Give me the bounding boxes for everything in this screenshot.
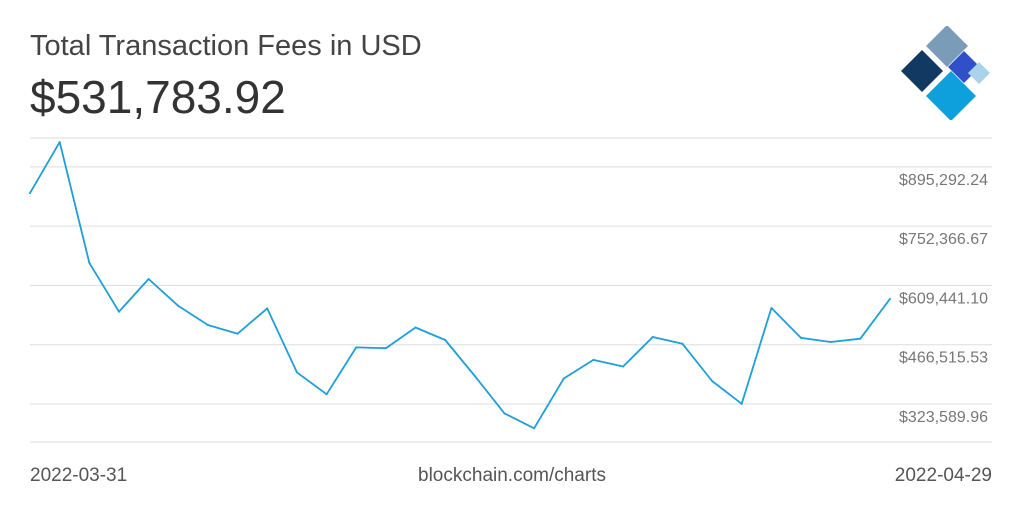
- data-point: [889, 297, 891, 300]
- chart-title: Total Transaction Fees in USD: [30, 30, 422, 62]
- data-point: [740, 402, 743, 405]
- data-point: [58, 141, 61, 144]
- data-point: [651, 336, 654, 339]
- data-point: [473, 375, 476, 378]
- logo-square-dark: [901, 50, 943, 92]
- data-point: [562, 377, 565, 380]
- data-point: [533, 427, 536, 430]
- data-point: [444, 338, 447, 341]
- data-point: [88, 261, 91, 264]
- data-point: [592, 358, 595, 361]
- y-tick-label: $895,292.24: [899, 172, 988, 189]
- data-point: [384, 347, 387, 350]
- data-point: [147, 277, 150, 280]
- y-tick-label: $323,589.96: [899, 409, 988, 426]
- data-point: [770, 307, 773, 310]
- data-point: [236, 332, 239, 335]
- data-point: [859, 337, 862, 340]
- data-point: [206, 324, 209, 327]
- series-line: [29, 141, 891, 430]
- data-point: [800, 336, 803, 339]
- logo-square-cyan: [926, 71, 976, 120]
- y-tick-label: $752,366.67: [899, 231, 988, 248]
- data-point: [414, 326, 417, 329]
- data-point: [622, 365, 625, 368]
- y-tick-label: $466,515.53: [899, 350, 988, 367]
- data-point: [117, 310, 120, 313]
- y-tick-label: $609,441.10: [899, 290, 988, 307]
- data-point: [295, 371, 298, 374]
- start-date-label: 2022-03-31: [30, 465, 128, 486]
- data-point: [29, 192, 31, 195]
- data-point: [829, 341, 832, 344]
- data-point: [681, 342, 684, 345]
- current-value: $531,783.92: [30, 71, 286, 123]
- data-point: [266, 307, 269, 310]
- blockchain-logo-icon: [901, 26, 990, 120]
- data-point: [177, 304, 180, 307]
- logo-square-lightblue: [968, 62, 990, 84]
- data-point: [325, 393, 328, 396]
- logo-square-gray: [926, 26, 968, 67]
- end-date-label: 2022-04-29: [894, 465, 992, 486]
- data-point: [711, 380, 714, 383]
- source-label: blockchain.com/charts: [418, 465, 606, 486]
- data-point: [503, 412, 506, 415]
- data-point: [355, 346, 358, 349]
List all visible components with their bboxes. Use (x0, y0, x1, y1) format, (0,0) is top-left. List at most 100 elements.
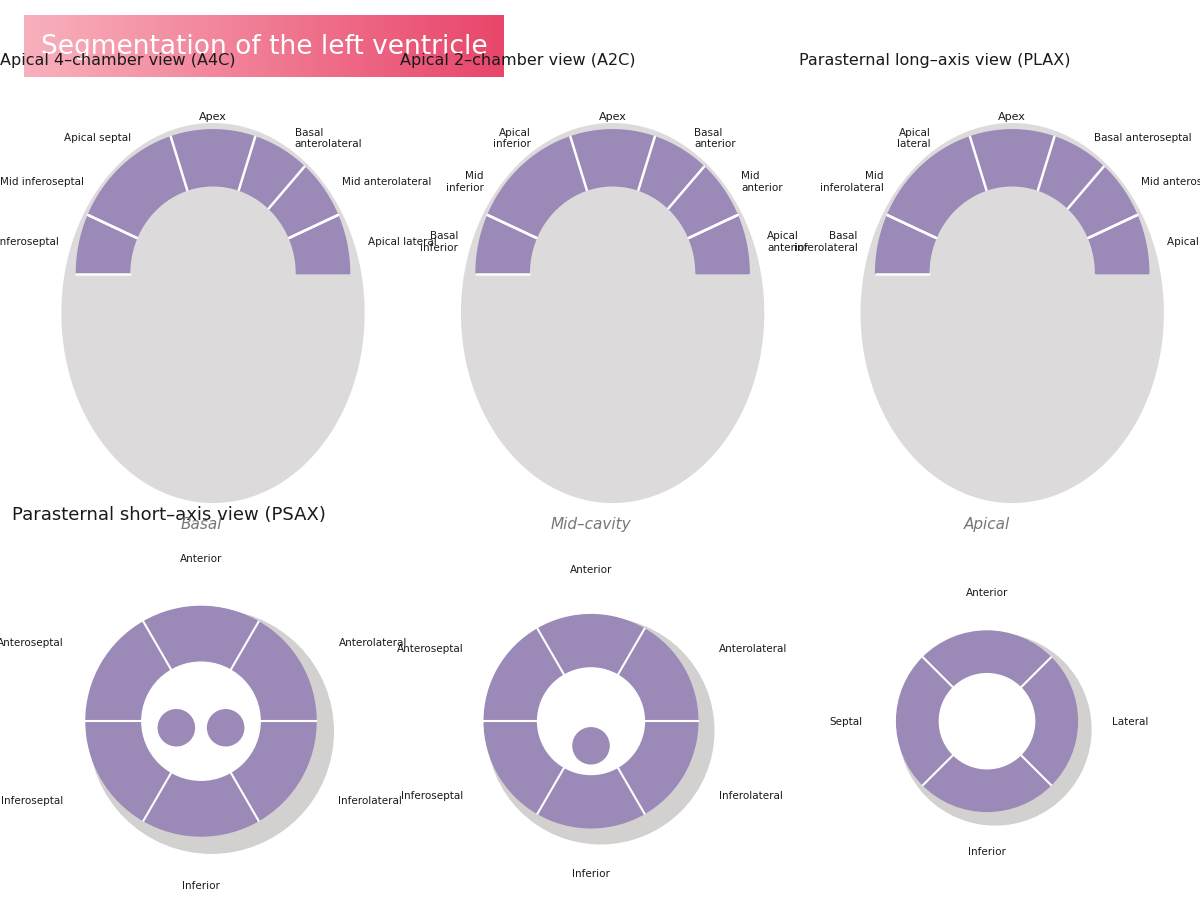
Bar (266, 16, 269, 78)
= = = =
Exercise task: Can you repeat the records above with each "data-point" changed to "point-marker" and everything else left as it is, leaving out the pictures?

Answer below:
Give me the bounding boxes for everything in this screenshot.
- point-marker: [889, 297, 891, 300]
- chart-title: Total Transaction Fees in USD: [30, 30, 422, 62]
- point-marker: [740, 402, 743, 405]
- point-marker: [58, 141, 61, 144]
- point-marker: [651, 336, 654, 339]
- point-marker: [473, 375, 476, 378]
- logo-square-dark: [901, 50, 943, 92]
- point-marker: [562, 377, 565, 380]
- point-marker: [533, 427, 536, 430]
- point-marker: [444, 338, 447, 341]
- point-marker: [88, 261, 91, 264]
- point-marker: [592, 358, 595, 361]
- y-tick-label: $895,292.24: [899, 172, 988, 189]
- point-marker: [384, 347, 387, 350]
- point-marker: [147, 277, 150, 280]
- y-tick-label: $323,589.96: [899, 409, 988, 426]
- point-marker: [770, 307, 773, 310]
- point-marker: [236, 332, 239, 335]
- point-marker: [859, 337, 862, 340]
- point-marker: [206, 324, 209, 327]
- series-line: [29, 141, 891, 430]
- point-marker: [800, 336, 803, 339]
- logo-square-cyan: [926, 71, 976, 120]
- y-tick-label: $752,366.67: [899, 231, 988, 248]
- point-marker: [414, 326, 417, 329]
- point-marker: [622, 365, 625, 368]
- y-tick-label: $466,515.53: [899, 350, 988, 367]
- point-marker: [117, 310, 120, 313]
- y-tick-label: $609,441.10: [899, 290, 988, 307]
- point-marker: [295, 371, 298, 374]
- start-date-label: 2022-03-31: [30, 465, 128, 486]
- point-marker: [29, 192, 31, 195]
- point-marker: [829, 341, 832, 344]
- point-marker: [681, 342, 684, 345]
- current-value: $531,783.92: [30, 71, 286, 123]
- point-marker: [266, 307, 269, 310]
- blockchain-logo-icon: [901, 26, 990, 120]
- point-marker: [177, 304, 180, 307]
- logo-square-lightblue: [968, 62, 990, 84]
- point-marker: [325, 393, 328, 396]
- logo-square-gray: [926, 26, 968, 67]
- end-date-label: 2022-04-29: [894, 465, 992, 486]
- point-marker: [711, 380, 714, 383]
- source-label: blockchain.com/charts: [418, 465, 606, 486]
- point-marker: [503, 412, 506, 415]
- point-marker: [355, 346, 358, 349]
List all visible components with their bboxes. Use (x0, y0, x1, y1) format, (0,0) is top-left. List at most 100 elements.
Bar (266, 16, 269, 78)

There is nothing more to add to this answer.